[Source records]

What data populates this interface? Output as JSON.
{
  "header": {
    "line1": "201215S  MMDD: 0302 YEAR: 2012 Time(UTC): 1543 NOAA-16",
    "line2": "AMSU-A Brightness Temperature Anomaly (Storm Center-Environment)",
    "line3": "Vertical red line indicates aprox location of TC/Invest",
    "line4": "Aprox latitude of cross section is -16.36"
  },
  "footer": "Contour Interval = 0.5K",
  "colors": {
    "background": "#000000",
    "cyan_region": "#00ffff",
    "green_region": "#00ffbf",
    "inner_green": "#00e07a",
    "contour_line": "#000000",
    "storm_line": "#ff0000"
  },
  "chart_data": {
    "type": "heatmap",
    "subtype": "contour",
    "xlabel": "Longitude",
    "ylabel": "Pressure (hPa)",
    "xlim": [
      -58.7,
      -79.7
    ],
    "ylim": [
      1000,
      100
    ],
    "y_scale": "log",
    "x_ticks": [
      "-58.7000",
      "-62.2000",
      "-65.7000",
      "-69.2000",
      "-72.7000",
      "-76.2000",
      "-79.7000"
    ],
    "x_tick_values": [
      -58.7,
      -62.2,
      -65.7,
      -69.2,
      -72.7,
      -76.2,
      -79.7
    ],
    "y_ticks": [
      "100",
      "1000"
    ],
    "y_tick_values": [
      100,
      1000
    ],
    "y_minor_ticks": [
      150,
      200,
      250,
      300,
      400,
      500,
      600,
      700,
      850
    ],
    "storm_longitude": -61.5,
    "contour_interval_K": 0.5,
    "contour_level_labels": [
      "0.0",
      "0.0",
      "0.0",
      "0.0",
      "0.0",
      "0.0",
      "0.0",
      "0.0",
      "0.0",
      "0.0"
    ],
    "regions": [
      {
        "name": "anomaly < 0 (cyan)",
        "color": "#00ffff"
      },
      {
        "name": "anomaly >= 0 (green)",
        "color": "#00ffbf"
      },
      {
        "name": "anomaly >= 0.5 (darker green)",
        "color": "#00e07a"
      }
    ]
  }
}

### What to work on
Above are some records; repeat all of them exactly.

### Response to this task
What data populates this interface? Output as JSON.
{
  "header": {
    "line1": "201215S  MMDD: 0302 YEAR: 2012 Time(UTC): 1543 NOAA-16",
    "line2": "AMSU-A Brightness Temperature Anomaly (Storm Center-Environment)",
    "line3": "Vertical red line indicates aprox location of TC/Invest",
    "line4": "Aprox latitude of cross section is -16.36"
  },
  "footer": "Contour Interval = 0.5K",
  "colors": {
    "background": "#000000",
    "cyan_region": "#00ffff",
    "green_region": "#00ffbf",
    "inner_green": "#00e07a",
    "contour_line": "#000000",
    "storm_line": "#ff0000"
  },
  "chart_data": {
    "type": "heatmap",
    "subtype": "contour",
    "xlabel": "Longitude",
    "ylabel": "Pressure (hPa)",
    "xlim": [
      -58.7,
      -79.7
    ],
    "ylim": [
      1000,
      100
    ],
    "y_scale": "log",
    "x_ticks": [
      "-58.7000",
      "-62.2000",
      "-65.7000",
      "-69.2000",
      "-72.7000",
      "-76.2000",
      "-79.7000"
    ],
    "x_tick_values": [
      -58.7,
      -62.2,
      -65.7,
      -69.2,
      -72.7,
      -76.2,
      -79.7
    ],
    "y_ticks": [
      "100",
      "1000"
    ],
    "y_tick_values": [
      100,
      1000
    ],
    "y_minor_ticks": [
      150,
      200,
      250,
      300,
      400,
      500,
      600,
      700,
      850
    ],
    "storm_longitude": -61.5,
    "contour_interval_K": 0.5,
    "contour_level_labels": [
      "0.0",
      "0.0",
      "0.0",
      "0.0",
      "0.0",
      "0.0",
      "0.0",
      "0.0",
      "0.0",
      "0.0"
    ],
    "regions": [
      {
        "name": "anomaly < 0 (cyan)",
        "color": "#00ffff"
      },
      {
        "name": "anomaly >= 0 (green)",
        "color": "#00ffbf"
      },
      {
        "name": "anomaly >= 0.5 (darker green)",
        "color": "#00e07a"
      }
    ]
  }
}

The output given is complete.